## 任务要求
根据下面关于H9N2猪流感病毒致小鼠急性肺损伤的短文，回答以下问题：
(a) 试验接种的是什么品系、多大周龄的小鼠？
(b) 试验组小鼠的死亡率约为多少？
(c) 感染组小鼠动脉血氧分压在第几天最低，最低值是多少？

## 所给短文
H9N2亚型猪流感病毒诱导小鼠肺急性损伤模型的研究

Study on the Model of Acute Lung Injury Induced by Swine Influenza H9N2 in Mice

本试验采用100μLA/swine/HeBei/012/2008/(H9N2)猪流感病毒(H9N2SIV)经鼻腔接种6～8周龄的BALB/c小鼠,通过定时称量小鼠的采食量和体质量、观察肺病理组织学变化以及测量肺系数、肺湿质量/干质量、动脉血气和支气管肺泡灌洗液内炎性细胞等拟建立H9N2SIV感染诱导小鼠急性肺损伤模型。结果显示:(1)感染后第2天试验组小鼠出现精神沉郁、被毛松乱、采食量和体质量下降。感染后的第3天开始感染小鼠采食量和体质量显著下降(P<0.01);(2)试验组小鼠在感染后的第3天末出现死亡,死亡率约为62.5%,剖检可见肺部明显水肿、出血,肺泡内有大量的炎性细胞渗出;肺系数和湿质量/干质量比显著增加(P<0.01);(3)与对照组相比感染组小鼠动脉血中氧分压从第2天开始降低,第4天出现明显的差异(P<0.01),第6天最低时仅为(6.79±1.27)kPa,呈现严重的低氧血症,同时,二氧化碳分压显著上升;(4)支气管灌洗液(BALF)内炎性细胞在感染后第4-8天增加显著,尤其以肺泡巨噬细胞和多核型白细胞增加最为明显(P<0.01)。本研究证实采用A/swine/HeBei/012/2008/(H9N2)病毒感染小鼠引起肺组织弥漫性急性渗出性炎症为主的病理过程和严重的低氧血症,表明成功建立了H9N2SIV诱导小鼠的肺损伤模型,为进一步研究其对哺乳动物肺损伤的致病机理奠定基础。

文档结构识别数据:
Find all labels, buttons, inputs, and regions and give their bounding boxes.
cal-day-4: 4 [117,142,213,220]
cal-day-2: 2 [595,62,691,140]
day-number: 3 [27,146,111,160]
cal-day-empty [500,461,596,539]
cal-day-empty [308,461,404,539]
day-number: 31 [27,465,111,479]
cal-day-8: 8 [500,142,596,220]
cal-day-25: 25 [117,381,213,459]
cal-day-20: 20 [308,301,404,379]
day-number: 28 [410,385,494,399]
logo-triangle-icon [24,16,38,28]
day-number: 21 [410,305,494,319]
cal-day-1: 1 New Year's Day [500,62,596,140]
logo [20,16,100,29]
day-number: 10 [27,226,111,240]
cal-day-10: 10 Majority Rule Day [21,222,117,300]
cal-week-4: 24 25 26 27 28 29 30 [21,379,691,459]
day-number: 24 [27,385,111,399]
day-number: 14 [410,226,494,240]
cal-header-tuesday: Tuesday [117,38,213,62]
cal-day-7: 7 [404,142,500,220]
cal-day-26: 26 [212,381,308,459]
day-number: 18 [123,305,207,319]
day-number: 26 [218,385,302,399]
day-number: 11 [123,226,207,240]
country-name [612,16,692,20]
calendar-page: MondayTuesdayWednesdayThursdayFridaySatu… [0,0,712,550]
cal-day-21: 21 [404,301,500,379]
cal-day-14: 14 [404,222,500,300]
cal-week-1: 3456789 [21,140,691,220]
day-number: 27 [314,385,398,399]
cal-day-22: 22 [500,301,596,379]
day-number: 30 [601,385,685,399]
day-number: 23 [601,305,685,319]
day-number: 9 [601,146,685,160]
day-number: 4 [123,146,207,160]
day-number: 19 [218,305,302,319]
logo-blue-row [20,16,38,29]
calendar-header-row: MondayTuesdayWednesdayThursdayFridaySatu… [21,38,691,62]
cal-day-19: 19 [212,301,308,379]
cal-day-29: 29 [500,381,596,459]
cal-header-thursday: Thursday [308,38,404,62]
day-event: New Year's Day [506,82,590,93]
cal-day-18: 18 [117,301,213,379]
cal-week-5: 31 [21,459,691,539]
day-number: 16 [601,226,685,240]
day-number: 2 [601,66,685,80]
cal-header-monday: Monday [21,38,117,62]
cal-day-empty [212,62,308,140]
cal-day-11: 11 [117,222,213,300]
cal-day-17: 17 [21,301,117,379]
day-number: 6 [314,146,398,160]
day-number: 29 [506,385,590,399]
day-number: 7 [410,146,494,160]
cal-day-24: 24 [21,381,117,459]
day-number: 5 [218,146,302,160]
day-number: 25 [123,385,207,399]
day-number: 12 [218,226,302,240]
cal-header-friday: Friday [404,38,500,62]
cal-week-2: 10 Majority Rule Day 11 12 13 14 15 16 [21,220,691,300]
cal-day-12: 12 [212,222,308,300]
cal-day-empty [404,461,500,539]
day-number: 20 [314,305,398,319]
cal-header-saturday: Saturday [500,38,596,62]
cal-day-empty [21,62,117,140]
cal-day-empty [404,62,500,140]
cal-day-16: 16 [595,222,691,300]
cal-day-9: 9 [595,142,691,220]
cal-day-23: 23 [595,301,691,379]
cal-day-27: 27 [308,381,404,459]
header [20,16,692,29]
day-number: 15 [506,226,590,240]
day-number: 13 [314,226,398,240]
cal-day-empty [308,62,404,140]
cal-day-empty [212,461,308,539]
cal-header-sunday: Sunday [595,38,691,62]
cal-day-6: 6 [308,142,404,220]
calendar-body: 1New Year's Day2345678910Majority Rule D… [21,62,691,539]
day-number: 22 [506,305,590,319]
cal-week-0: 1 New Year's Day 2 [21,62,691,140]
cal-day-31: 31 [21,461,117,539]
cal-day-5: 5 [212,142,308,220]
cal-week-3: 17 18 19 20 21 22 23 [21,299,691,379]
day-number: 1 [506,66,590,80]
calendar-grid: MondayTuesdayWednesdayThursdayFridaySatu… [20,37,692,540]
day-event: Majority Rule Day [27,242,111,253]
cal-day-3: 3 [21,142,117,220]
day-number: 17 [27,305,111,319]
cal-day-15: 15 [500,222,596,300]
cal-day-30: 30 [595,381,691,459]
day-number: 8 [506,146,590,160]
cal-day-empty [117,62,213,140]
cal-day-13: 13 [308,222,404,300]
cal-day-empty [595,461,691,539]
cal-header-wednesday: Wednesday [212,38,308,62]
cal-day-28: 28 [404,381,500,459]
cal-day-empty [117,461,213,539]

## 参考答案
(a) 6～8周龄的BALB/c小鼠。
(b) 约为62.5%。
(c) 第6天，为(6.79±1.27)kPa。